Given data |

▬▬▬▬▬▬

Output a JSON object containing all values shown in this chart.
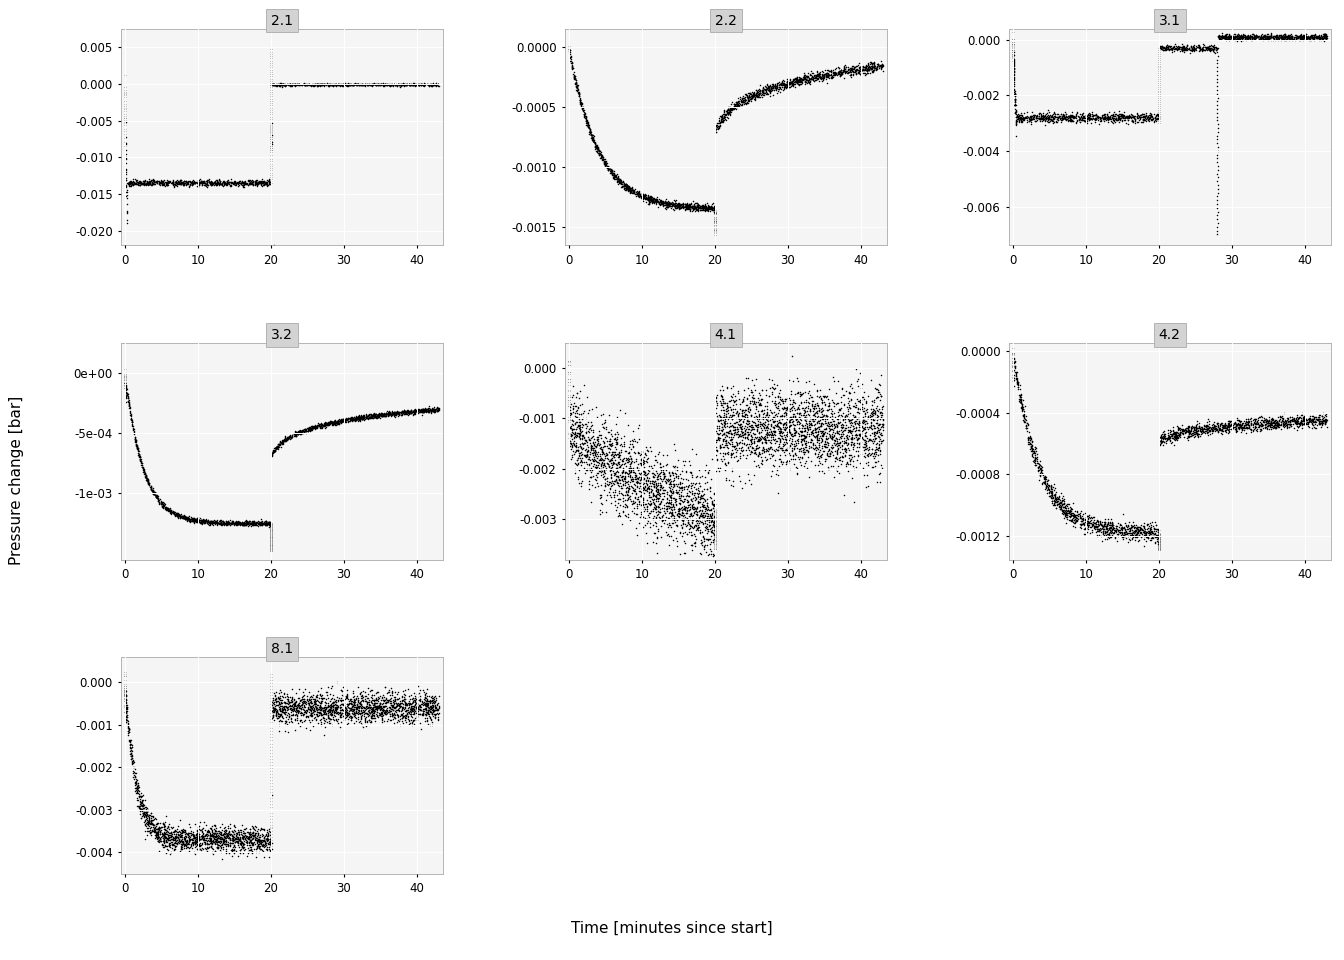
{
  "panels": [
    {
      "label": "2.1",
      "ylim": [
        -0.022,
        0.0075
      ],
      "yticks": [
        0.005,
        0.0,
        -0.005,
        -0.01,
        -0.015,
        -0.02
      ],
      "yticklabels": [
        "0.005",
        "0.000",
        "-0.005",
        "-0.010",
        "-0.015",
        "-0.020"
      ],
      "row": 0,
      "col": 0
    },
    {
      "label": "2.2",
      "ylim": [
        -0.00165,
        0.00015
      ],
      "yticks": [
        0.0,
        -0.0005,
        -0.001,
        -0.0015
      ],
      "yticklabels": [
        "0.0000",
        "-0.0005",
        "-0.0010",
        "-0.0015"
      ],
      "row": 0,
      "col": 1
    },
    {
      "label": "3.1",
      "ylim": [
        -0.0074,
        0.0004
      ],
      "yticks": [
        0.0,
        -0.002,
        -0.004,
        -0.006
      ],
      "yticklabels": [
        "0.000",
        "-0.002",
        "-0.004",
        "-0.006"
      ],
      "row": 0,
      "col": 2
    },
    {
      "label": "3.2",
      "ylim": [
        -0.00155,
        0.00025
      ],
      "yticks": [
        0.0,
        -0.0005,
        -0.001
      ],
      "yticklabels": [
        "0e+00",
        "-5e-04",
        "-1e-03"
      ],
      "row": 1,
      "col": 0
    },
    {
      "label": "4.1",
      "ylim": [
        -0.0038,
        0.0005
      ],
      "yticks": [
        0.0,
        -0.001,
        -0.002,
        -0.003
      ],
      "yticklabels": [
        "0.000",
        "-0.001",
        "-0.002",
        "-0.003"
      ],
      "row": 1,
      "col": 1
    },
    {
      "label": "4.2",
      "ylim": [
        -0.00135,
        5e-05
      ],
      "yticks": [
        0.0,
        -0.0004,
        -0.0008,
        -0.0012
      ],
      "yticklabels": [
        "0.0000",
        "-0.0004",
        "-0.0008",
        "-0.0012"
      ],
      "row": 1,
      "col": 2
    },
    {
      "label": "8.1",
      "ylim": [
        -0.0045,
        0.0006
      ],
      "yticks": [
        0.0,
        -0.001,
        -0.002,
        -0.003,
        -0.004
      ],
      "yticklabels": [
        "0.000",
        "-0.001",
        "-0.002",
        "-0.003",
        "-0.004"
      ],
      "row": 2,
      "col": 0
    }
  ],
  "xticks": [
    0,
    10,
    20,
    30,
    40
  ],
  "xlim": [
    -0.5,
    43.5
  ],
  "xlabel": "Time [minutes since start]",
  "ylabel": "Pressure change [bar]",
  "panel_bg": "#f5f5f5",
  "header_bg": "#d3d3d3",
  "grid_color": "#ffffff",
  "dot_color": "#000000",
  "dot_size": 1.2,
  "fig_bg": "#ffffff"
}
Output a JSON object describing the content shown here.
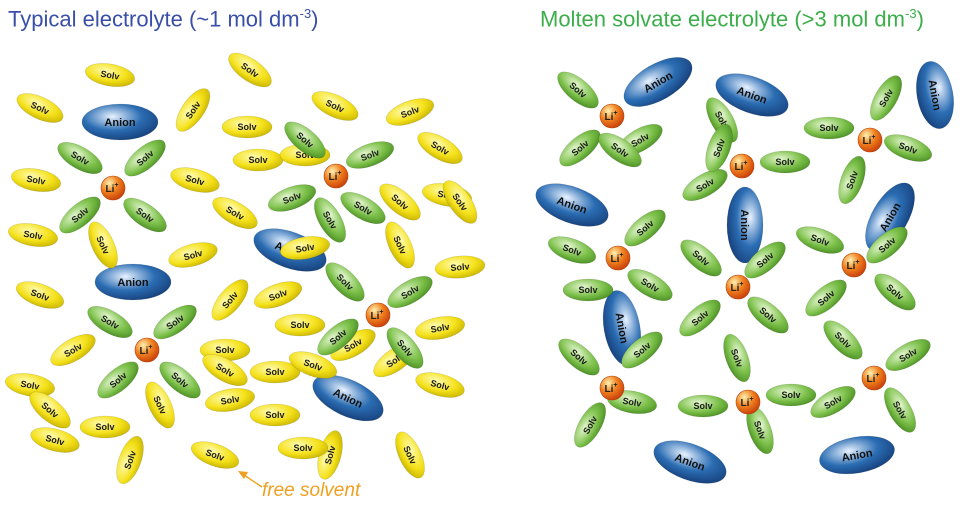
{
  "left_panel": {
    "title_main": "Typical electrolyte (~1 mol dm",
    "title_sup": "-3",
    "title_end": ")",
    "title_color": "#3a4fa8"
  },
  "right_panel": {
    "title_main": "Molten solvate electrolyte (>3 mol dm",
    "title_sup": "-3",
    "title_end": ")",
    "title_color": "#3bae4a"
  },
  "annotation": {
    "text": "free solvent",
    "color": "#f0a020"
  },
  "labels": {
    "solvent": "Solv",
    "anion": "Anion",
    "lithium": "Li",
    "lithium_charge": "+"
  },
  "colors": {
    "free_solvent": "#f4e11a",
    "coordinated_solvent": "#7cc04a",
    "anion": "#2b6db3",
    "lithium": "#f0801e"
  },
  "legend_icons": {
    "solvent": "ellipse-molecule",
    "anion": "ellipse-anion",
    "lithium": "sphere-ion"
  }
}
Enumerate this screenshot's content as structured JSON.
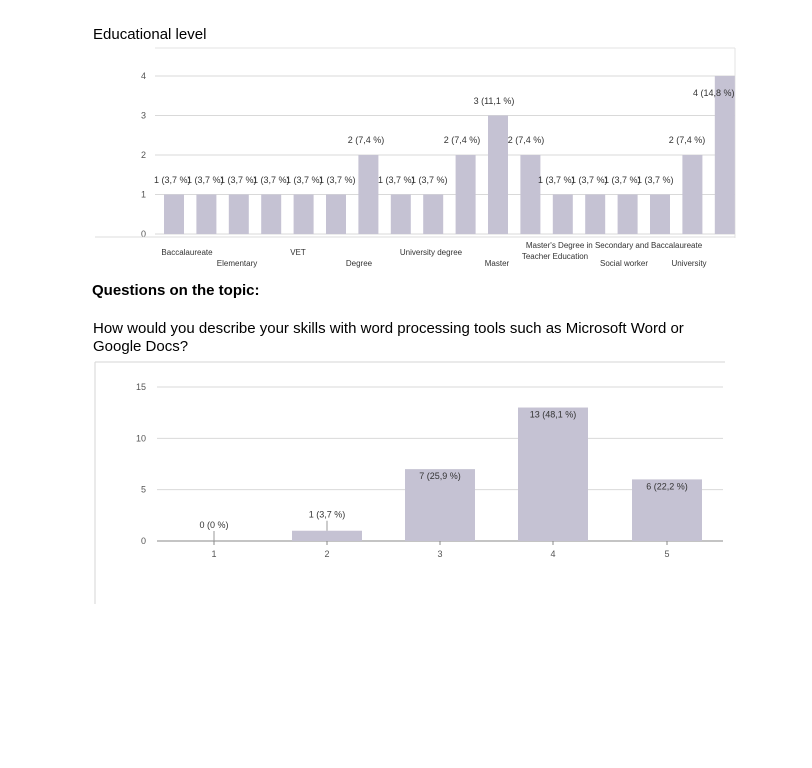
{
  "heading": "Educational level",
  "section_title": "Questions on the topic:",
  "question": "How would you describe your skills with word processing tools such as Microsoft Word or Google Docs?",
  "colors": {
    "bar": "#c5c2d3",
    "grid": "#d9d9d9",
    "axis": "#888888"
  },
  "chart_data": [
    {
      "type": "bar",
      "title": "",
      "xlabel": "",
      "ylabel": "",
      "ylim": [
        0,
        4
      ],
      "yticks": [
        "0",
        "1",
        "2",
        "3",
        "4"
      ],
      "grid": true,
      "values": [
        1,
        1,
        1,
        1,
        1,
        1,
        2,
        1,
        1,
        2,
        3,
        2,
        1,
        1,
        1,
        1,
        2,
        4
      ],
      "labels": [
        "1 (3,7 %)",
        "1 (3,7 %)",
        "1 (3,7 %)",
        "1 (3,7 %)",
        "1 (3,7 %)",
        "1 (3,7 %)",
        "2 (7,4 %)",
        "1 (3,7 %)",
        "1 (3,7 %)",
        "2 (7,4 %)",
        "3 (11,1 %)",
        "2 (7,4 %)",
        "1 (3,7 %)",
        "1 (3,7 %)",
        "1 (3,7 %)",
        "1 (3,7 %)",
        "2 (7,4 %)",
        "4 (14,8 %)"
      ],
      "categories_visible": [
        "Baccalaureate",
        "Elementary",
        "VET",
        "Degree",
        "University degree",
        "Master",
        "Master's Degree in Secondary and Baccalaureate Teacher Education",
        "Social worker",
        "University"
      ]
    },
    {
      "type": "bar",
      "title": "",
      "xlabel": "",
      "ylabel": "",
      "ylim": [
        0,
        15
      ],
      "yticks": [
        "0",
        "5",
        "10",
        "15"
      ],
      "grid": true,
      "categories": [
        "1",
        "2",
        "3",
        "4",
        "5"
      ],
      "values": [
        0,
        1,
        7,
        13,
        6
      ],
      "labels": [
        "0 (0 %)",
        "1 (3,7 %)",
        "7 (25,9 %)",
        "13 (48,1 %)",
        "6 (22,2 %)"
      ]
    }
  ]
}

▬▬▬▬▬▬

Exercise brief |
In your copy of the records, include no pictures; repeat everything else exactly.

Answer to the exercise |
Output a JSON object containing all values shown in this chart.
{
  "panels": [
    {
      "label": "2.1",
      "ylim": [
        -0.022,
        0.0075
      ],
      "yticks": [
        0.005,
        0.0,
        -0.005,
        -0.01,
        -0.015,
        -0.02
      ],
      "yticklabels": [
        "0.005",
        "0.000",
        "-0.005",
        "-0.010",
        "-0.015",
        "-0.020"
      ],
      "row": 0,
      "col": 0
    },
    {
      "label": "2.2",
      "ylim": [
        -0.00165,
        0.00015
      ],
      "yticks": [
        0.0,
        -0.0005,
        -0.001,
        -0.0015
      ],
      "yticklabels": [
        "0.0000",
        "-0.0005",
        "-0.0010",
        "-0.0015"
      ],
      "row": 0,
      "col": 1
    },
    {
      "label": "3.1",
      "ylim": [
        -0.0074,
        0.0004
      ],
      "yticks": [
        0.0,
        -0.002,
        -0.004,
        -0.006
      ],
      "yticklabels": [
        "0.000",
        "-0.002",
        "-0.004",
        "-0.006"
      ],
      "row": 0,
      "col": 2
    },
    {
      "label": "3.2",
      "ylim": [
        -0.00155,
        0.00025
      ],
      "yticks": [
        0.0,
        -0.0005,
        -0.001
      ],
      "yticklabels": [
        "0e+00",
        "-5e-04",
        "-1e-03"
      ],
      "row": 1,
      "col": 0
    },
    {
      "label": "4.1",
      "ylim": [
        -0.0038,
        0.0005
      ],
      "yticks": [
        0.0,
        -0.001,
        -0.002,
        -0.003
      ],
      "yticklabels": [
        "0.000",
        "-0.001",
        "-0.002",
        "-0.003"
      ],
      "row": 1,
      "col": 1
    },
    {
      "label": "4.2",
      "ylim": [
        -0.00135,
        5e-05
      ],
      "yticks": [
        0.0,
        -0.0004,
        -0.0008,
        -0.0012
      ],
      "yticklabels": [
        "0.0000",
        "-0.0004",
        "-0.0008",
        "-0.0012"
      ],
      "row": 1,
      "col": 2
    },
    {
      "label": "8.1",
      "ylim": [
        -0.0045,
        0.0006
      ],
      "yticks": [
        0.0,
        -0.001,
        -0.002,
        -0.003,
        -0.004
      ],
      "yticklabels": [
        "0.000",
        "-0.001",
        "-0.002",
        "-0.003",
        "-0.004"
      ],
      "row": 2,
      "col": 0
    }
  ],
  "xticks": [
    0,
    10,
    20,
    30,
    40
  ],
  "xlim": [
    -0.5,
    43.5
  ],
  "xlabel": "Time [minutes since start]",
  "ylabel": "Pressure change [bar]",
  "panel_bg": "#f5f5f5",
  "header_bg": "#d3d3d3",
  "grid_color": "#ffffff",
  "dot_color": "#000000",
  "dot_size": 1.2,
  "fig_bg": "#ffffff"
}
Output a JSON object describing the content shown here.
{
  "left_panel": {
    "title_main": "Typical electrolyte (~1 mol dm",
    "title_sup": "-3",
    "title_end": ")",
    "title_color": "#3a4fa8"
  },
  "right_panel": {
    "title_main": "Molten solvate electrolyte (>3 mol dm",
    "title_sup": "-3",
    "title_end": ")",
    "title_color": "#3bae4a"
  },
  "annotation": {
    "text": "free solvent",
    "color": "#f0a020"
  },
  "labels": {
    "solvent": "Solv",
    "anion": "Anion",
    "lithium": "Li",
    "lithium_charge": "+"
  },
  "colors": {
    "free_solvent": "#f4e11a",
    "coordinated_solvent": "#7cc04a",
    "anion": "#2b6db3",
    "lithium": "#f0801e"
  },
  "legend_icons": {
    "solvent": "ellipse-molecule",
    "anion": "ellipse-anion",
    "lithium": "sphere-ion"
  }
}
Enumerate this screenshot's content as structured JSON.
{
  "heading": "Educational level",
  "section_title": "Questions on the topic:",
  "question": "How would you describe your skills with word processing tools such as Microsoft Word or Google Docs?",
  "colors": {
    "bar": "#c5c2d3",
    "grid": "#d9d9d9",
    "axis": "#888888"
  },
  "chart_data": [
    {
      "type": "bar",
      "title": "",
      "xlabel": "",
      "ylabel": "",
      "ylim": [
        0,
        4
      ],
      "yticks": [
        "0",
        "1",
        "2",
        "3",
        "4"
      ],
      "grid": true,
      "values": [
        1,
        1,
        1,
        1,
        1,
        1,
        2,
        1,
        1,
        2,
        3,
        2,
        1,
        1,
        1,
        1,
        2,
        4
      ],
      "labels": [
        "1 (3,7 %)",
        "1 (3,7 %)",
        "1 (3,7 %)",
        "1 (3,7 %)",
        "1 (3,7 %)",
        "1 (3,7 %)",
        "2 (7,4 %)",
        "1 (3,7 %)",
        "1 (3,7 %)",
        "2 (7,4 %)",
        "3 (11,1 %)",
        "2 (7,4 %)",
        "1 (3,7 %)",
        "1 (3,7 %)",
        "1 (3,7 %)",
        "1 (3,7 %)",
        "2 (7,4 %)",
        "4 (14,8 %)"
      ],
      "categories_visible": [
        "Baccalaureate",
        "Elementary",
        "VET",
        "Degree",
        "University degree",
        "Master",
        "Master's Degree in Secondary and Baccalaureate Teacher Education",
        "Social worker",
        "University"
      ]
    },
    {
      "type": "bar",
      "title": "",
      "xlabel": "",
      "ylabel": "",
      "ylim": [
        0,
        15
      ],
      "yticks": [
        "0",
        "5",
        "10",
        "15"
      ],
      "grid": true,
      "categories": [
        "1",
        "2",
        "3",
        "4",
        "5"
      ],
      "values": [
        0,
        1,
        7,
        13,
        6
      ],
      "labels": [
        "0 (0 %)",
        "1 (3,7 %)",
        "7 (25,9 %)",
        "13 (48,1 %)",
        "6 (22,2 %)"
      ]
    }
  ]
}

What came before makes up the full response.